* _Provided material_:
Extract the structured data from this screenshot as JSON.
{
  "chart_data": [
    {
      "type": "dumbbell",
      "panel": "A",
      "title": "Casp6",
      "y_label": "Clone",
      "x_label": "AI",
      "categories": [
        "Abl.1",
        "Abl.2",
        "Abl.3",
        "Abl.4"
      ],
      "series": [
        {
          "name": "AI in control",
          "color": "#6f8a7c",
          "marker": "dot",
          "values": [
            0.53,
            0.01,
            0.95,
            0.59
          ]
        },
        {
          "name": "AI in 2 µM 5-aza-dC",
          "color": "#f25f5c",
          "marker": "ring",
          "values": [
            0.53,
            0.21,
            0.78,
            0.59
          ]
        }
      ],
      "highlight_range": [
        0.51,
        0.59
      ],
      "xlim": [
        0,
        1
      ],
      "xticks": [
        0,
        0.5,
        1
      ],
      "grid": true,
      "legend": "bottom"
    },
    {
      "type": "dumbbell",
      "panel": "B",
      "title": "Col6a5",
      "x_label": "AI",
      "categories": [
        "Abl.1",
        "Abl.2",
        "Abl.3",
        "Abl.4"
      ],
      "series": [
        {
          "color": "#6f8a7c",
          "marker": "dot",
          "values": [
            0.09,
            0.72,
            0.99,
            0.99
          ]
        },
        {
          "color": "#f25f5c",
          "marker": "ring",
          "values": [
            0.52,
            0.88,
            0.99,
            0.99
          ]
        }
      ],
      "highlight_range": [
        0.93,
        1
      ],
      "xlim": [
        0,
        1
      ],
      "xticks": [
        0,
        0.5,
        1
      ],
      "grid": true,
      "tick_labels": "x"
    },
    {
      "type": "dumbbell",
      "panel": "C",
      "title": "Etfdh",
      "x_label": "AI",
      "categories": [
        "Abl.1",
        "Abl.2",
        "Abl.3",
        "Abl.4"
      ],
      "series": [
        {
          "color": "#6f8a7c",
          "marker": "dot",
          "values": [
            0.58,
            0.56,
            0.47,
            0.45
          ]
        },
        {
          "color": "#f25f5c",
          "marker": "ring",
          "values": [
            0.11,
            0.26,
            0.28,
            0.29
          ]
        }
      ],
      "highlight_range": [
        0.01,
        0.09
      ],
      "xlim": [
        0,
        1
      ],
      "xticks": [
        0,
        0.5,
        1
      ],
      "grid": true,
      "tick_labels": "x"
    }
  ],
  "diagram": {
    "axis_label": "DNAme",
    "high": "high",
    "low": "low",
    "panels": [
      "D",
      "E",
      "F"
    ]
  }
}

* _Exercise objective_: Restate the listing in full, word for word.

* _Response to the task_:
Extract the structured data from this screenshot as JSON.
{
  "chart_data": [
    {
      "type": "dumbbell",
      "panel": "A",
      "title": "Casp6",
      "y_label": "Clone",
      "x_label": "AI",
      "categories": [
        "Abl.1",
        "Abl.2",
        "Abl.3",
        "Abl.4"
      ],
      "series": [
        {
          "name": "AI in control",
          "color": "#6f8a7c",
          "marker": "dot",
          "values": [
            0.53,
            0.01,
            0.95,
            0.59
          ]
        },
        {
          "name": "AI in 2 µM 5-aza-dC",
          "color": "#f25f5c",
          "marker": "ring",
          "values": [
            0.53,
            0.21,
            0.78,
            0.59
          ]
        }
      ],
      "highlight_range": [
        0.51,
        0.59
      ],
      "xlim": [
        0,
        1
      ],
      "xticks": [
        0,
        0.5,
        1
      ],
      "grid": true,
      "legend": "bottom"
    },
    {
      "type": "dumbbell",
      "panel": "B",
      "title": "Col6a5",
      "x_label": "AI",
      "categories": [
        "Abl.1",
        "Abl.2",
        "Abl.3",
        "Abl.4"
      ],
      "series": [
        {
          "color": "#6f8a7c",
          "marker": "dot",
          "values": [
            0.09,
            0.72,
            0.99,
            0.99
          ]
        },
        {
          "color": "#f25f5c",
          "marker": "ring",
          "values": [
            0.52,
            0.88,
            0.99,
            0.99
          ]
        }
      ],
      "highlight_range": [
        0.93,
        1
      ],
      "xlim": [
        0,
        1
      ],
      "xticks": [
        0,
        0.5,
        1
      ],
      "grid": true,
      "tick_labels": "x"
    },
    {
      "type": "dumbbell",
      "panel": "C",
      "title": "Etfdh",
      "x_label": "AI",
      "categories": [
        "Abl.1",
        "Abl.2",
        "Abl.3",
        "Abl.4"
      ],
      "series": [
        {
          "color": "#6f8a7c",
          "marker": "dot",
          "values": [
            0.58,
            0.56,
            0.47,
            0.45
          ]
        },
        {
          "color": "#f25f5c",
          "marker": "ring",
          "values": [
            0.11,
            0.26,
            0.28,
            0.29
          ]
        }
      ],
      "highlight_range": [
        0.01,
        0.09
      ],
      "xlim": [
        0,
        1
      ],
      "xticks": [
        0,
        0.5,
        1
      ],
      "grid": true,
      "tick_labels": "x"
    }
  ],
  "diagram": {
    "axis_label": "DNAme",
    "high": "high",
    "low": "low",
    "panels": [
      "D",
      "E",
      "F"
    ]
  }
}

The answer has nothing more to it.